CONSIGNES DE L'EXERCICE:
1/ Les affirmations (a), (b) et (c) concordent-elles avec le texte sur la fin des opinions divergentes ? Répondez par oui ou par non, en citant textuellement les mots décisifs. (a) L'amende prévue par l'exécutif s'élève à 3.750 euros. (b) Le texte considère le projet de loi comme anodin. (c) Mathieu Bock-Côté se montre rassuré par le projet.
2/ Recopiez sans la moindre modification le passage du texte sur la fin des opinions divergentes qui va de « Mathieu Bock-Côté s’en » jusqu'à « c’est pour bientôt. » inclus.
3/ Prolongez le texte sur la fin des opinions divergentes à la suite de sa dernière phrase.

DOCUMENT SOURCE:
◇ ◇ ◇ ◇
Vers la fin des opinions divergentes ?

Sous couvert de vouloir sanctionner les personnes qui tiendraient des discours haineux, l'exécutif s’offre la possibilité de savoir ce qui se dit dans les dîners en ville, à la machine à café ou sur les groupes de discussion des réseaux sociaux. Il prévoit également d’infliger une amende de 3.750 euros aux auteurs de propos inappropriés. Une contravention d’un montant pour le moins dissuasif pouvant avoir pour effet de plonger dans le mutisme les personnes dont les opinions ne font pas consensus.

Mathieu Bock-Côté s’en inquiète, il se demande : « Si vous tenez des propos complotistes ou qui relèvent, selon Libération, de la désinformation, en privé, est-ce que demain, pour ça aussi, on pourra vous poursuivre ? » Comment ne pas partager son angoisse ? Ce projet de loi n’a rien d'anodin, il constitue une entrave au droit au respect de la vie privée, à la liberté individuelle et, d’une certaine manière, à la liberté de penser.

Les amateurs de littérature y verront une ressemblance de plus avec un célèbre roman d’anticipation. Après le déboulonnage des statues, la réécriture des œuvres, la création d’une novlangue, à quand les télécrans et le reste ? Apparemment, c’est pour bientôt.
◇ ◇ ◇ ◇
ITEMS EXTRAITS:
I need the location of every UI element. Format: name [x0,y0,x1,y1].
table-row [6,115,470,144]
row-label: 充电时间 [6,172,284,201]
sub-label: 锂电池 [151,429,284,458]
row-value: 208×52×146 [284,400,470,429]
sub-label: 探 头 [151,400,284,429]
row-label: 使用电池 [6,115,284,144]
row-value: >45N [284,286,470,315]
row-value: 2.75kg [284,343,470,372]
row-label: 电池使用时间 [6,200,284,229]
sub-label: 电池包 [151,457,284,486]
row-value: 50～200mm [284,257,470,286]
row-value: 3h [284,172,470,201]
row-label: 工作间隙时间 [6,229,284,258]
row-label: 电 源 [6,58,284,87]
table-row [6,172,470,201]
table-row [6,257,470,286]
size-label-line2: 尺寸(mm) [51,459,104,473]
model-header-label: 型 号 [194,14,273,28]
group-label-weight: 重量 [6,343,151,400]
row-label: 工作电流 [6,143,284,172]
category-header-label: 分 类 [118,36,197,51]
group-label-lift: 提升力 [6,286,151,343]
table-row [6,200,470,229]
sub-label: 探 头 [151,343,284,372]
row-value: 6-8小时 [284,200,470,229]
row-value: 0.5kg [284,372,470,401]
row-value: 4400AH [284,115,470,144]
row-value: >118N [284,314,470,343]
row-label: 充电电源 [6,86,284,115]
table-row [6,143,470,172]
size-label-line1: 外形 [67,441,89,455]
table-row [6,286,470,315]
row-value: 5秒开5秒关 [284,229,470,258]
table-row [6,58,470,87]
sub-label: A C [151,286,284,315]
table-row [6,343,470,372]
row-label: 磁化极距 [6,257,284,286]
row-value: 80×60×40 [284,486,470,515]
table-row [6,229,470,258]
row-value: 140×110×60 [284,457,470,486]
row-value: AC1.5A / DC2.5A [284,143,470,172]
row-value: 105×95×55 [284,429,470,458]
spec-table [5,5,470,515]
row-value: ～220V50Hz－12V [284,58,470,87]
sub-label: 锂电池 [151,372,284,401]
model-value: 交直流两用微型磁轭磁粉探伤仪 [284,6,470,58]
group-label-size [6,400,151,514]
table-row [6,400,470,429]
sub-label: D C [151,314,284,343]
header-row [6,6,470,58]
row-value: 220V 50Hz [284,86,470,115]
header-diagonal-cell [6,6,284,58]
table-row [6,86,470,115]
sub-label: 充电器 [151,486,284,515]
◇ ◇ ◇ ◇
RÉPONSES PAR TÂCHE:
1/
(a) Oui : « Il prévoit également d’infliger une amende de 3.750 euros aux auteurs de propos inappropriés. »
(b) Non : « Ce projet de loi n’a rien d'anodin »
(c) Non : « Mathieu Bock-Côté s’en inquiète »

2/
Mathieu Bock-Côté s’en inquiète, il se demande : « Si vous tenez des propos complotistes ou qui relèvent, selon Libération, de la désinformation, en privé, est-ce que demain, pour ça aussi, on pourra vous poursuivre ? » Comment ne pas partager son angoisse ? Ce projet de loi n’a rien d'anodin, il constitue une entrave au droit au respect de la vie privée, à la liberté individuelle et, d’une certaine manière, à la liberté de penser.

Les amateurs de littérature y verront une ressemblance de plus avec un célèbre roman d’anticipation. Après le déboulonnage des statues, la réécriture des œuvres, la création d’une novlangue, à quand les télécrans et le reste ? Apparemment, c’est pour bientôt.

3/
Vos commentaires

99 commentaires

  1. Très honnêtement je ne pense pas que cette loi sera appliquée car logiquement elle est anticonstitutionnelle. Mais ce n’est pas tant l’hypothétique promulgation qui doit être dénoncée, c’est l’intention qui doit nous heurter !

    • Ce projet vous semble anti-constitutionnel.Mais on connait les capacités du conseil constitutionnel,du conseil d’état et des autres Cours de justice,pour exceller dans l’art de la contorsion intellectuelle,surtout lorsqu’il s’agit d’interpréter les textes en faveur de leurs convictions idéologiques orientées.

  2. Avec ces gens la et avec cette loi Scélérate ! Nous ne pourrons plus bientôt discuter et parler, en famille et entre amis ! Que tous les tenants de la pensée unique et de la doxa dominante ! On ne m’empêchera pas de parler et encore moins de m’exprimer par l’écris ! On ne me ferra pas taire ! Est ce que c’est claire ! Amitiés à tous Hervé de Néoules !

  3. Un air me trotte dans la tête : « Douce France… » et je me pose vraiment la question de l’avenir de nos libertés, de notre liberté également.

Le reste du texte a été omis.